-------- DATA PROVIDED

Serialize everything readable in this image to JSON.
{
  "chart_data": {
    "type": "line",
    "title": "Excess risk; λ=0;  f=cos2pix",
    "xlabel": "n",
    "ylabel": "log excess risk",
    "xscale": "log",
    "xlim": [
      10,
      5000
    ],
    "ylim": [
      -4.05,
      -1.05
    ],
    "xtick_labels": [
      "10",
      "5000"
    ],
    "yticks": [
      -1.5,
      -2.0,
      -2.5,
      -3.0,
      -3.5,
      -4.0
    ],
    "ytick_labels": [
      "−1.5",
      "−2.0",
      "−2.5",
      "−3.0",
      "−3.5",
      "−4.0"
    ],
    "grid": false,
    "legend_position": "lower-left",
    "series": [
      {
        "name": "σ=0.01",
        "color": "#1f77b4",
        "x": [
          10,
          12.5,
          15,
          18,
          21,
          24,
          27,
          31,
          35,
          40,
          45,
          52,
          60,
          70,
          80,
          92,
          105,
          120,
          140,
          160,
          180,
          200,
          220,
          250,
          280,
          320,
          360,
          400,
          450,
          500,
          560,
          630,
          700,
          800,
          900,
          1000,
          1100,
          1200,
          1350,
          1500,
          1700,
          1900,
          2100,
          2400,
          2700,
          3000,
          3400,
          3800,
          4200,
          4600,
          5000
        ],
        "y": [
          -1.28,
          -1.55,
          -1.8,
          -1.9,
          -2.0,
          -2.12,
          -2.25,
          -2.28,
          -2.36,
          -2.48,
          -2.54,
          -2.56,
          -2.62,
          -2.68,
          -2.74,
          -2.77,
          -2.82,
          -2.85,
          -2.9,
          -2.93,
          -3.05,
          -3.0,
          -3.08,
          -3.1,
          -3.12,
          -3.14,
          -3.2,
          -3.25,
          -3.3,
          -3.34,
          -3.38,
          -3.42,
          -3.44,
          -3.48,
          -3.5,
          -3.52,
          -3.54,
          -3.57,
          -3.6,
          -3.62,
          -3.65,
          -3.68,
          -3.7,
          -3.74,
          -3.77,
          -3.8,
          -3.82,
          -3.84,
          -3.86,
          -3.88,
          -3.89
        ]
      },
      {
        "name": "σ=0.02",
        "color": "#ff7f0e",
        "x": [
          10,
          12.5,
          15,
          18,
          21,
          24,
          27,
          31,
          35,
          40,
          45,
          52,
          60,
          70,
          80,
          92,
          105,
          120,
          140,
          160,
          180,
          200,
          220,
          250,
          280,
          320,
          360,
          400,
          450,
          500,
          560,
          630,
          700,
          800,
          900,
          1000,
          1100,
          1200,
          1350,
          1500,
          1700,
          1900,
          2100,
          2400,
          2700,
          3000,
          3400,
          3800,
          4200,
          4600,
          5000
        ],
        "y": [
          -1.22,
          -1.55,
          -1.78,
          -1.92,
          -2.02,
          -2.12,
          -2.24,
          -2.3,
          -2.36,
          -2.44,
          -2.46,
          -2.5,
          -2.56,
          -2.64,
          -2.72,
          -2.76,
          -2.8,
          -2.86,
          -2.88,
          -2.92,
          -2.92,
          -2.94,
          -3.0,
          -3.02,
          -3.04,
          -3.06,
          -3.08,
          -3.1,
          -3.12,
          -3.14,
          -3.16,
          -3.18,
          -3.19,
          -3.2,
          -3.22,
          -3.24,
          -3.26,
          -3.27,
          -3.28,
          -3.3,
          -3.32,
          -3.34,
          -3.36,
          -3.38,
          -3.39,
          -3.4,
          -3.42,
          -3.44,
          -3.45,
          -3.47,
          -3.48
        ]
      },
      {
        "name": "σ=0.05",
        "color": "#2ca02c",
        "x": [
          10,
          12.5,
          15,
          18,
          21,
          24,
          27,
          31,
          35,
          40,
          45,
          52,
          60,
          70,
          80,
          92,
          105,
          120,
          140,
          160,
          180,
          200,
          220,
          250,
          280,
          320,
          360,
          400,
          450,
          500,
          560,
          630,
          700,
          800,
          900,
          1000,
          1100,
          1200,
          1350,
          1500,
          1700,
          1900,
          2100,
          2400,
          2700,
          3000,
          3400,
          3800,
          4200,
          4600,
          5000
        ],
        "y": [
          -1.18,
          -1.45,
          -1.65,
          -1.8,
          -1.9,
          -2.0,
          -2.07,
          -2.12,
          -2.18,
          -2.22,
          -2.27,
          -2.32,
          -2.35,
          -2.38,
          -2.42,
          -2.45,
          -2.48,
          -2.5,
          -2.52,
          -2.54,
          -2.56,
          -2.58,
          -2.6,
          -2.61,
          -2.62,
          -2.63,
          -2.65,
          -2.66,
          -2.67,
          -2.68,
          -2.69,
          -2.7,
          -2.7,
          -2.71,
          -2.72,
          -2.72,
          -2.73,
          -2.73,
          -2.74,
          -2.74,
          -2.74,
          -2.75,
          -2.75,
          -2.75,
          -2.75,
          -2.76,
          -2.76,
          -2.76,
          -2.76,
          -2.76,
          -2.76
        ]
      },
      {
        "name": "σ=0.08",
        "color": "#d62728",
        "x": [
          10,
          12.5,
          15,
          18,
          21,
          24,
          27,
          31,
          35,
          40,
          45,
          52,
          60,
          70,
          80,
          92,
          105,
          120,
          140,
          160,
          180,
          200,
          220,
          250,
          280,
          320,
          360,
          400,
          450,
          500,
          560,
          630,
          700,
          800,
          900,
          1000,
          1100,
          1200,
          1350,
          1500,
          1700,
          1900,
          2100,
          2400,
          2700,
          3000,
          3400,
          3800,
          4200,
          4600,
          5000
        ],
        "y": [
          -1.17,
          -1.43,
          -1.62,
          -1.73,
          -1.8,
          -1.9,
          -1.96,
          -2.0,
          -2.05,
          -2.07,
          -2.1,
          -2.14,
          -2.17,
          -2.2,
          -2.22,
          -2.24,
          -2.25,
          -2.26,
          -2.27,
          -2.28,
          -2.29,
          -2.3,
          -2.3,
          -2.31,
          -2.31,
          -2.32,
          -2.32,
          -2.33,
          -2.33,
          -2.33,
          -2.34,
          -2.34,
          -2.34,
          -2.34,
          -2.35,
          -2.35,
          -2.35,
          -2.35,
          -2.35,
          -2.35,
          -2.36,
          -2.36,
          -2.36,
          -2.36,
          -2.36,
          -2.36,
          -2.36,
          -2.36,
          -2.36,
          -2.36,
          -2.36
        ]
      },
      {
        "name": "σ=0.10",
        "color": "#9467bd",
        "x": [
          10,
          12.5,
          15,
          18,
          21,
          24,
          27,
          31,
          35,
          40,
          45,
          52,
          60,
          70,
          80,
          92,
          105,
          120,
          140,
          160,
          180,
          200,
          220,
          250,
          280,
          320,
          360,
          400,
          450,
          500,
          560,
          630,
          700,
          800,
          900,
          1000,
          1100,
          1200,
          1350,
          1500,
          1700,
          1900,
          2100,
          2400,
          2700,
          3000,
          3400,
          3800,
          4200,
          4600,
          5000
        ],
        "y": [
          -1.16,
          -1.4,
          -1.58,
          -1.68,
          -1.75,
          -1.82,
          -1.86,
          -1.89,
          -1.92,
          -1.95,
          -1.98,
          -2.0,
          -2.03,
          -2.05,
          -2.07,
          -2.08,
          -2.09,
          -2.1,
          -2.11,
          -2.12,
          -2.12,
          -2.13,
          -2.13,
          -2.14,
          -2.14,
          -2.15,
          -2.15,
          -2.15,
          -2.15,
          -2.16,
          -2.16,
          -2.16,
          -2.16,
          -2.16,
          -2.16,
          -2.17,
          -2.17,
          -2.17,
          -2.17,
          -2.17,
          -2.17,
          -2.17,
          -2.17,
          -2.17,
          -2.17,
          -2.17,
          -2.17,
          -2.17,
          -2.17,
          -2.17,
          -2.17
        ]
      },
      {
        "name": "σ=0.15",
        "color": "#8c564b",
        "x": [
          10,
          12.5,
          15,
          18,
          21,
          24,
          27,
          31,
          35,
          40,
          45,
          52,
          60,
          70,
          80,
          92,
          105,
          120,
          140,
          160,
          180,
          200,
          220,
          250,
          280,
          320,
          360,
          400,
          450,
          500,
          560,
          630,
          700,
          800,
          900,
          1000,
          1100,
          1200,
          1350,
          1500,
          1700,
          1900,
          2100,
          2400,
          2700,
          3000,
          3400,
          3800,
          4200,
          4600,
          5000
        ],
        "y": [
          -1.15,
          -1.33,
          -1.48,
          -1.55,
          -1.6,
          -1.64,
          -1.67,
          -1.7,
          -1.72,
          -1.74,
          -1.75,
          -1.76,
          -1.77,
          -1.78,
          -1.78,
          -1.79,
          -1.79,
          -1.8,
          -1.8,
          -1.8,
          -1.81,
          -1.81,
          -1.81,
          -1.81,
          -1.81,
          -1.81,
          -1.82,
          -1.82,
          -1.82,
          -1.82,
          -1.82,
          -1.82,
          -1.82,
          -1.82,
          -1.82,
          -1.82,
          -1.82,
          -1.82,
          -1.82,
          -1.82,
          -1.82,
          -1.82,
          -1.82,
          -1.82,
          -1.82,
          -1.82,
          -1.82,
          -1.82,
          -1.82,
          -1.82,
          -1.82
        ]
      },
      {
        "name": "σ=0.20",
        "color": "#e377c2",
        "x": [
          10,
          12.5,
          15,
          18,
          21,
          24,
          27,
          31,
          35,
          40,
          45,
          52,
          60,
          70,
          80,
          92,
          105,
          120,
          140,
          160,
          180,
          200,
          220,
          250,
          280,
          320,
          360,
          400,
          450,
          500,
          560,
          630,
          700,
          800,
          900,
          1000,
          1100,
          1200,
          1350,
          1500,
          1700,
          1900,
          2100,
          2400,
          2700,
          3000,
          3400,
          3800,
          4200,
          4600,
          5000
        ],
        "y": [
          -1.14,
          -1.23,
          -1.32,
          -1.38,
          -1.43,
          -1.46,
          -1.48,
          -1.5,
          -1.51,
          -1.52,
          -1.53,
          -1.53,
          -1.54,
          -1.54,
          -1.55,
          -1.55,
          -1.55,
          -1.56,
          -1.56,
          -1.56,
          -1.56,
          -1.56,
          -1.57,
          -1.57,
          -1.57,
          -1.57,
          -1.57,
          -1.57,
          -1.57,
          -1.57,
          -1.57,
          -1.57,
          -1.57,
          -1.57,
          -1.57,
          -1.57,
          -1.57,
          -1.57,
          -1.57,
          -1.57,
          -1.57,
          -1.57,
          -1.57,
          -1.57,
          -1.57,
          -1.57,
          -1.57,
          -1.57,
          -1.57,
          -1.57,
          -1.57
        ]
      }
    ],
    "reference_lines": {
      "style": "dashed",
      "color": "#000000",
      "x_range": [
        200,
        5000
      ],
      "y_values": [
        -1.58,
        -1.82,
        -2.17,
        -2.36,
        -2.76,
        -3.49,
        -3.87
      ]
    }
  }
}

----------------

*GIVEN REQUEST*: Copy each line containing the word "color" from the data.

*ANSWER TO THIS PROBLEM*:
        "color": "#1f77b4",
        "color": "#ff7f0e",
        "color": "#2ca02c",
        "color": "#d62728",
        "color": "#9467bd",
        "color": "#8c564b",
        "color": "#e377c2",
      "color": "#000000",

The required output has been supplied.